■ Exercise
What follows is a listing to be transcribed exactly.

>> START Listing

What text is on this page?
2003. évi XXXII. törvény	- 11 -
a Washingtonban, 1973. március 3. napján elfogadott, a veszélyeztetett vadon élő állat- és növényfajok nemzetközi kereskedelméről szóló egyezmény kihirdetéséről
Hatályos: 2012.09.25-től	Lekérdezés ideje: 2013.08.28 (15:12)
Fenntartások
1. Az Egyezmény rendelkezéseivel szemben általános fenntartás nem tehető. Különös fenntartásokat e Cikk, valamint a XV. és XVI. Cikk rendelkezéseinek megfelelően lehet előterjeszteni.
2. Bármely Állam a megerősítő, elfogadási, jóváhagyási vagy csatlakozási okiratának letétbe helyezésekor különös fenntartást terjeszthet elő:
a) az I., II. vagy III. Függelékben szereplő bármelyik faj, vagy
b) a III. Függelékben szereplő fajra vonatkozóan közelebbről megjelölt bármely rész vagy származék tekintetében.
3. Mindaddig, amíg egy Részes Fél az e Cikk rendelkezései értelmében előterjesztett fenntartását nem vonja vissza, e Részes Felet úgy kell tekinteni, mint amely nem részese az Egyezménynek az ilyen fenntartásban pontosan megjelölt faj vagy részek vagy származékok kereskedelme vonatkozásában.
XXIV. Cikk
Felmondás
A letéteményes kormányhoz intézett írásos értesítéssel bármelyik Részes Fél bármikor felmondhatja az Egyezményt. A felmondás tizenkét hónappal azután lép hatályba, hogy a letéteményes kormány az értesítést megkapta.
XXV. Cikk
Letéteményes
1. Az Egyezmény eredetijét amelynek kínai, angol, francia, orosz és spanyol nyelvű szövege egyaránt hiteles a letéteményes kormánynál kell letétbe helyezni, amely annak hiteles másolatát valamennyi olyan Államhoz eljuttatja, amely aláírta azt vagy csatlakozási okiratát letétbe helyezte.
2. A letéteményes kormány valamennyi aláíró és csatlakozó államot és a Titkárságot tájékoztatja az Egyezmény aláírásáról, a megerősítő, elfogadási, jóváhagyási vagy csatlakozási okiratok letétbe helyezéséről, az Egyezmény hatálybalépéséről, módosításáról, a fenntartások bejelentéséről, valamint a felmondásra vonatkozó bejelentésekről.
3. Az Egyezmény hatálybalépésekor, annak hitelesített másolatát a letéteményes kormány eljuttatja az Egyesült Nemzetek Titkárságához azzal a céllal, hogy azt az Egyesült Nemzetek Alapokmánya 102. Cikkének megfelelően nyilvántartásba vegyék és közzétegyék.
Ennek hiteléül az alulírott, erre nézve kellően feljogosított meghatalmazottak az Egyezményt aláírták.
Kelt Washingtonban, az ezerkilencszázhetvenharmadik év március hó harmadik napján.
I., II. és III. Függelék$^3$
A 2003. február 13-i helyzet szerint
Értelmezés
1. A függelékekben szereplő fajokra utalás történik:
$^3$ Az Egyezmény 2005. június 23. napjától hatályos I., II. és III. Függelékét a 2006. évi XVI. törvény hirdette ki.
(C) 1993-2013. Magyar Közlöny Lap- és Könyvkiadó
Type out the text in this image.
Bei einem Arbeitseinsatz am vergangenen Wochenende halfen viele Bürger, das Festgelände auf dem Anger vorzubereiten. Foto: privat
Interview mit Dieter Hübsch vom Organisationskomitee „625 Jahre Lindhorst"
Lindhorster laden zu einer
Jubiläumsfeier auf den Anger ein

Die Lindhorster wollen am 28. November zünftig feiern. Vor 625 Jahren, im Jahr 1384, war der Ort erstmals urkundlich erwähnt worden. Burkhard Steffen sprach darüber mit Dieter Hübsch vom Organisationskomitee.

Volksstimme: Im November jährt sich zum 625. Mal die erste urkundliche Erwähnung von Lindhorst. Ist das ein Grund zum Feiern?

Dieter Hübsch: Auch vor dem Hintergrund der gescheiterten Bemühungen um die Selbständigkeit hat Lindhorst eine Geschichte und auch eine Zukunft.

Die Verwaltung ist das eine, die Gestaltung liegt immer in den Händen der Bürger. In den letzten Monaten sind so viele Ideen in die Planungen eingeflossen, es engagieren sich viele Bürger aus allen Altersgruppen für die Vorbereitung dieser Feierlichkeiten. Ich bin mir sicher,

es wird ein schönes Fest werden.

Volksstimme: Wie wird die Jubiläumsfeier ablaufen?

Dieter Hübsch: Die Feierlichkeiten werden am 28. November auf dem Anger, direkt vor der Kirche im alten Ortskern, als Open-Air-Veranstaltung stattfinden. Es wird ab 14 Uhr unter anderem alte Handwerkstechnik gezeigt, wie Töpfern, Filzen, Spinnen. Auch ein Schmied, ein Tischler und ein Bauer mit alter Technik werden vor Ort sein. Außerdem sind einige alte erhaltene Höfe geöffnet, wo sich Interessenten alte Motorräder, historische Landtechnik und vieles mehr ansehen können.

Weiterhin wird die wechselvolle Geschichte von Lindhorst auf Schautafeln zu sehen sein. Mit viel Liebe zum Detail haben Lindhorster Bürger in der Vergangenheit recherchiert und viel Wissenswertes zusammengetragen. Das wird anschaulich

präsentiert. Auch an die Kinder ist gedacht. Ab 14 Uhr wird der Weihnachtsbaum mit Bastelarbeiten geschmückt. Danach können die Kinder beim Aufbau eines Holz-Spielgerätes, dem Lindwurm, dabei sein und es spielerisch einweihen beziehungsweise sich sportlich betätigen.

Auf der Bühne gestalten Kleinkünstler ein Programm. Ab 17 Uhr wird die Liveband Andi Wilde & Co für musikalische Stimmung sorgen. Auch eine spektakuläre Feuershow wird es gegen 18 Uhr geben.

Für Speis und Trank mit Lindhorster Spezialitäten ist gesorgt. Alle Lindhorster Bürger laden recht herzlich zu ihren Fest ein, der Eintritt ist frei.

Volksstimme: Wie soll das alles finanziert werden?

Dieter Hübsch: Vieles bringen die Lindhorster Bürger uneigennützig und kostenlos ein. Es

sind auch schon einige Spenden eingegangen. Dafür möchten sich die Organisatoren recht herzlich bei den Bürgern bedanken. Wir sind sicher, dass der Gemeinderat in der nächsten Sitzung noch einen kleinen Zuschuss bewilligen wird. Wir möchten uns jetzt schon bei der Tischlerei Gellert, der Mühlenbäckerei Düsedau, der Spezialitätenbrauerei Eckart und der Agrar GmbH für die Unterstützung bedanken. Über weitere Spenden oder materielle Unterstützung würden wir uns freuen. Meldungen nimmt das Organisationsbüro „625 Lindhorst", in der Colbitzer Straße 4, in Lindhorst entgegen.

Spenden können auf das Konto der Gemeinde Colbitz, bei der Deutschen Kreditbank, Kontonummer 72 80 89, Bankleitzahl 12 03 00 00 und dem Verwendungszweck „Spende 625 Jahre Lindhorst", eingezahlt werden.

>> END Listing

■ Exercise output
What text is on this page?
2003. évi XXXII. törvény	- 11 -
a Washingtonban, 1973. március 3. napján elfogadott, a veszélyeztetett vadon élő állat- és növényfajok nemzetközi kereskedelméről szóló egyezmény kihirdetéséről
Hatályos: 2012.09.25-től	Lekérdezés ideje: 2013.08.28 (15:12)
Fenntartások
1. Az Egyezmény rendelkezéseivel szemben általános fenntartás nem tehető. Különös fenntartásokat e Cikk, valamint a XV. és XVI. Cikk rendelkezéseinek megfelelően lehet előterjeszteni.
2. Bármely Állam a megerősítő, elfogadási, jóváhagyási vagy csatlakozási okiratának letétbe helyezésekor különös fenntartást terjeszthet elő:
a) az I., II. vagy III. Függelékben szereplő bármelyik faj, vagy
b) a III. Függelékben szereplő fajra vonatkozóan közelebbről megjelölt bármely rész vagy származék tekintetében.
3. Mindaddig, amíg egy Részes Fél az e Cikk rendelkezései értelmében előterjesztett fenntartását nem vonja vissza, e Részes Felet úgy kell tekinteni, mint amely nem részese az Egyezménynek az ilyen fenntartásban pontosan megjelölt faj vagy részek vagy származékok kereskedelme vonatkozásában.
XXIV. Cikk
Felmondás
A letéteményes kormányhoz intézett írásos értesítéssel bármelyik Részes Fél bármikor felmondhatja az Egyezményt. A felmondás tizenkét hónappal azután lép hatályba, hogy a letéteményes kormány az értesítést megkapta.
XXV. Cikk
Letéteményes
1. Az Egyezmény eredetijét amelynek kínai, angol, francia, orosz és spanyol nyelvű szövege egyaránt hiteles a letéteményes kormánynál kell letétbe helyezni, amely annak hiteles másolatát valamennyi olyan Államhoz eljuttatja, amely aláírta azt vagy csatlakozási okiratát letétbe helyezte.
2. A letéteményes kormány valamennyi aláíró és csatlakozó államot és a Titkárságot tájékoztatja az Egyezmény aláírásáról, a megerősítő, elfogadási, jóváhagyási vagy csatlakozási okiratok letétbe helyezéséről, az Egyezmény hatálybalépéséről, módosításáról, a fenntartások bejelentéséről, valamint a felmondásra vonatkozó bejelentésekről.
3. Az Egyezmény hatálybalépésekor, annak hitelesített másolatát a letéteményes kormány eljuttatja az Egyesült Nemzetek Titkárságához azzal a céllal, hogy azt az Egyesült Nemzetek Alapokmánya 102. Cikkének megfelelően nyilvántartásba vegyék és közzétegyék.
Ennek hiteléül az alulírott, erre nézve kellően feljogosított meghatalmazottak az Egyezményt aláírták.
Kelt Washingtonban, az ezerkilencszázhetvenharmadik év március hó harmadik napján.
I., II. és III. Függelék$^3$
A 2003. február 13-i helyzet szerint
Értelmezés
1. A függelékekben szereplő fajokra utalás történik:
$^3$ Az Egyezmény 2005. június 23. napjától hatályos I., II. és III. Függelékét a 2006. évi XVI. törvény hirdette ki.
(C) 1993-2013. Magyar Közlöny Lap- és Könyvkiadó
Type out the text in this image.
Bei einem Arbeitseinsatz am vergangenen Wochenende halfen viele Bürger, das Festgelände auf dem Anger vorzubereiten. Foto: privat
Interview mit Dieter Hübsch vom Organisationskomitee „625 Jahre Lindhorst"
Lindhorster laden zu einer
Jubiläumsfeier auf den Anger ein

Die Lindhorster wollen am 28. November zünftig feiern. Vor 625 Jahren, im Jahr 1384, war der Ort erstmals urkundlich erwähnt worden. Burkhard Steffen sprach darüber mit Dieter Hübsch vom Organisationskomitee.

Volksstimme: Im November jährt sich zum 625. Mal die erste urkundliche Erwähnung von Lindhorst. Ist das ein Grund zum Feiern?

Dieter Hübsch: Auch vor dem Hintergrund der gescheiterten Bemühungen um die Selbständigkeit hat Lindhorst eine Geschichte und auch eine Zukunft.

Die Verwaltung ist das eine, die Gestaltung liegt immer in den Händen der Bürger. In den letzten Monaten sind so viele Ideen in die Planungen eingeflossen, es engagieren sich viele Bürger aus allen Altersgruppen für die Vorbereitung dieser Feierlichkeiten. Ich bin mir sicher,

es wird ein schönes Fest werden.

Volksstimme: Wie wird die Jubiläumsfeier ablaufen?

Dieter Hübsch: Die Feierlichkeiten werden am 28. November auf dem Anger, direkt vor der Kirche im alten Ortskern, als Open-Air-Veranstaltung stattfinden. Es wird ab 14 Uhr unter anderem alte Handwerkstechnik gezeigt, wie Töpfern, Filzen, Spinnen. Auch ein Schmied, ein Tischler und ein Bauer mit alter Technik werden vor Ort sein. Außerdem sind einige alte erhaltene Höfe geöffnet, wo sich Interessenten alte Motorräder, historische Landtechnik und vieles mehr ansehen können.

Weiterhin wird die wechselvolle Geschichte von Lindhorst auf Schautafeln zu sehen sein. Mit viel Liebe zum Detail haben Lindhorster Bürger in der Vergangenheit recherchiert und viel Wissenswertes zusammengetragen. Das wird anschaulich

präsentiert. Auch an die Kinder ist gedacht. Ab 14 Uhr wird der Weihnachtsbaum mit Bastelarbeiten geschmückt. Danach können die Kinder beim Aufbau eines Holz-Spielgerätes, dem Lindwurm, dabei sein und es spielerisch einweihen beziehungsweise sich sportlich betätigen.

Auf der Bühne gestalten Kleinkünstler ein Programm. Ab 17 Uhr wird die Liveband Andi Wilde & Co für musikalische Stimmung sorgen. Auch eine spektakuläre Feuershow wird es gegen 18 Uhr geben.

Für Speis und Trank mit Lindhorster Spezialitäten ist gesorgt. Alle Lindhorster Bürger laden recht herzlich zu ihren Fest ein, der Eintritt ist frei.

Volksstimme: Wie soll das alles finanziert werden?

Dieter Hübsch: Vieles bringen die Lindhorster Bürger uneigennützig und kostenlos ein. Es

sind auch schon einige Spenden eingegangen. Dafür möchten sich die Organisatoren recht herzlich bei den Bürgern bedanken. Wir sind sicher, dass der Gemeinderat in der nächsten Sitzung noch einen kleinen Zuschuss bewilligen wird. Wir möchten uns jetzt schon bei der Tischlerei Gellert, der Mühlenbäckerei Düsedau, der Spezialitätenbrauerei Eckart und der Agrar GmbH für die Unterstützung bedanken. Über weitere Spenden oder materielle Unterstützung würden wir uns freuen. Meldungen nimmt das Organisationsbüro „625 Lindhorst", in der Colbitzer Straße 4, in Lindhorst entgegen.

Spenden können auf das Konto der Gemeinde Colbitz, bei der Deutschen Kreditbank, Kontonummer 72 80 89, Bankleitzahl 12 03 00 00 und dem Verwendungszweck „Spende 625 Jahre Lindhorst", eingezahlt werden.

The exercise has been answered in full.